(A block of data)
----
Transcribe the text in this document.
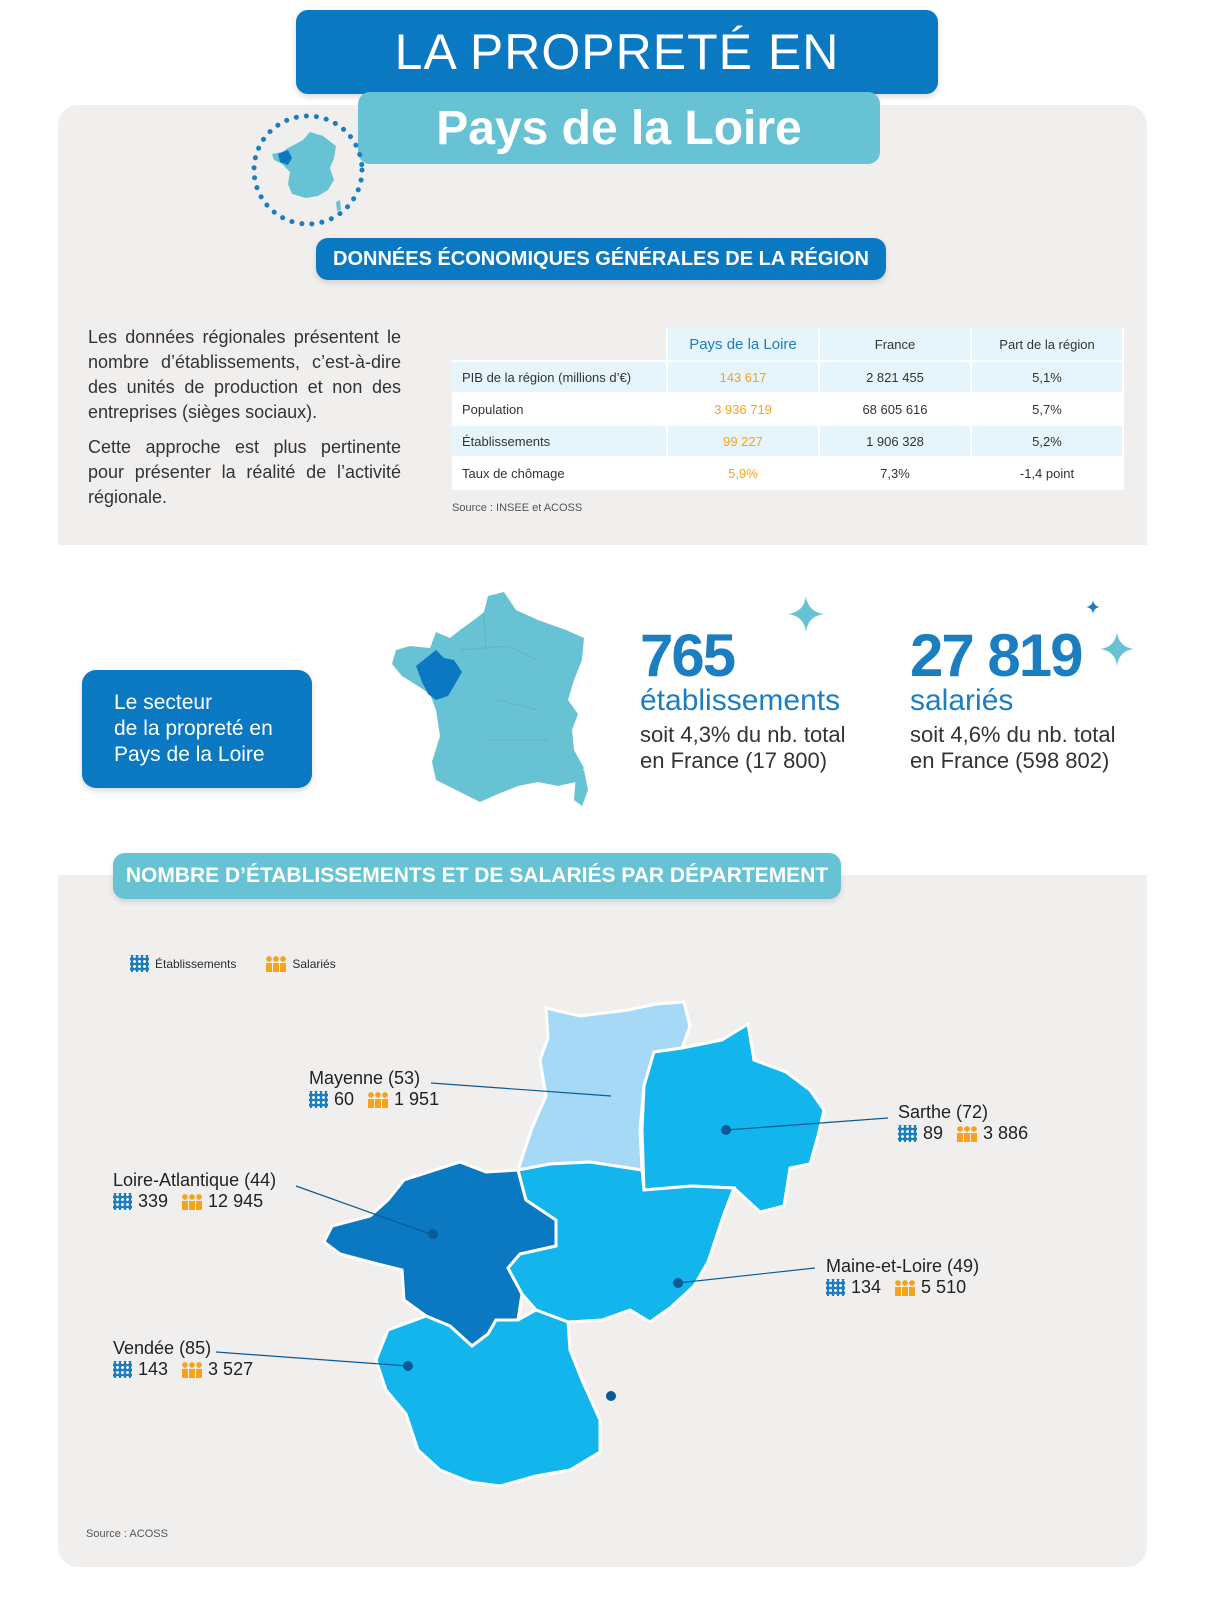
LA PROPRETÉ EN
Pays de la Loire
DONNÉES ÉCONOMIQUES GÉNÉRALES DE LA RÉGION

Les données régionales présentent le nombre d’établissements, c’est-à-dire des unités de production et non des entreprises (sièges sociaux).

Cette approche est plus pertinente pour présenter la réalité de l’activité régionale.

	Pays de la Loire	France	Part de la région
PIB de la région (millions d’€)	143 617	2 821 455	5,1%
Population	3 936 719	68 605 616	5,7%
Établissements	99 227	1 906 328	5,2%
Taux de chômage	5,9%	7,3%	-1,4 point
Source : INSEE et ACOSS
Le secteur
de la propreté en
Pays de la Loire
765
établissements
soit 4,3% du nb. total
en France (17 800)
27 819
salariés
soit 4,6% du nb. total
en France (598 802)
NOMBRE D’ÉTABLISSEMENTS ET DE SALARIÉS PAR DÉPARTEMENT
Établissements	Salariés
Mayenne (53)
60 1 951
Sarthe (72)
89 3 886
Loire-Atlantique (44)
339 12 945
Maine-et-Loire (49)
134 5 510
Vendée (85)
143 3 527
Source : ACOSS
----
● **Your objective**:
Repeat the records above exactly, leaving out the pictures.

● **Completed task**:
Transcribe the text in this document.
LA PROPRETÉ EN
Pays de la Loire
DONNÉES ÉCONOMIQUES GÉNÉRALES DE LA RÉGION

Les données régionales présentent le nombre d’établissements, c’est-à-dire des unités de production et non des entreprises (sièges sociaux).

Cette approche est plus pertinente pour présenter la réalité de l’activité régionale.

	Pays de la Loire	France	Part de la région
PIB de la région (millions d’€)	143 617	2 821 455	5,1%
Population	3 936 719	68 605 616	5,7%
Établissements	99 227	1 906 328	5,2%
Taux de chômage	5,9%	7,3%	-1,4 point
Source : INSEE et ACOSS
Le secteur
de la propreté en
Pays de la Loire
765
établissements
soit 4,3% du nb. total
en France (17 800)
27 819
salariés
soit 4,6% du nb. total
en France (598 802)
NOMBRE D’ÉTABLISSEMENTS ET DE SALARIÉS PAR DÉPARTEMENT
Établissements	Salariés
Mayenne (53)
60 1 951
Sarthe (72)
89 3 886
Loire-Atlantique (44)
339 12 945
Maine-et-Loire (49)
134 5 510
Vendée (85)
143 3 527
Source : ACOSS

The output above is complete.